▸ **EXERCISE REQUIREMENTS**:
Write the data out again, exactly as given.

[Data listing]
## begin
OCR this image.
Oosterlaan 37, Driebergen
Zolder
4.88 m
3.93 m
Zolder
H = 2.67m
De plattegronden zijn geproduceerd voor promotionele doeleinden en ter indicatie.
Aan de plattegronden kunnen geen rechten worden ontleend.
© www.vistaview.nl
## end
▸ **RIGHT ANSWER**:
OCR this image.
Oosterlaan 37, Driebergen
Zolder
4.88 m
3.93 m
Zolder
H = 2.67m
De plattegronden zijn geproduceerd voor promotionele doeleinden en ter indicatie.
Aan de plattegronden kunnen geen rechten worden ontleend.
© www.vistaview.nl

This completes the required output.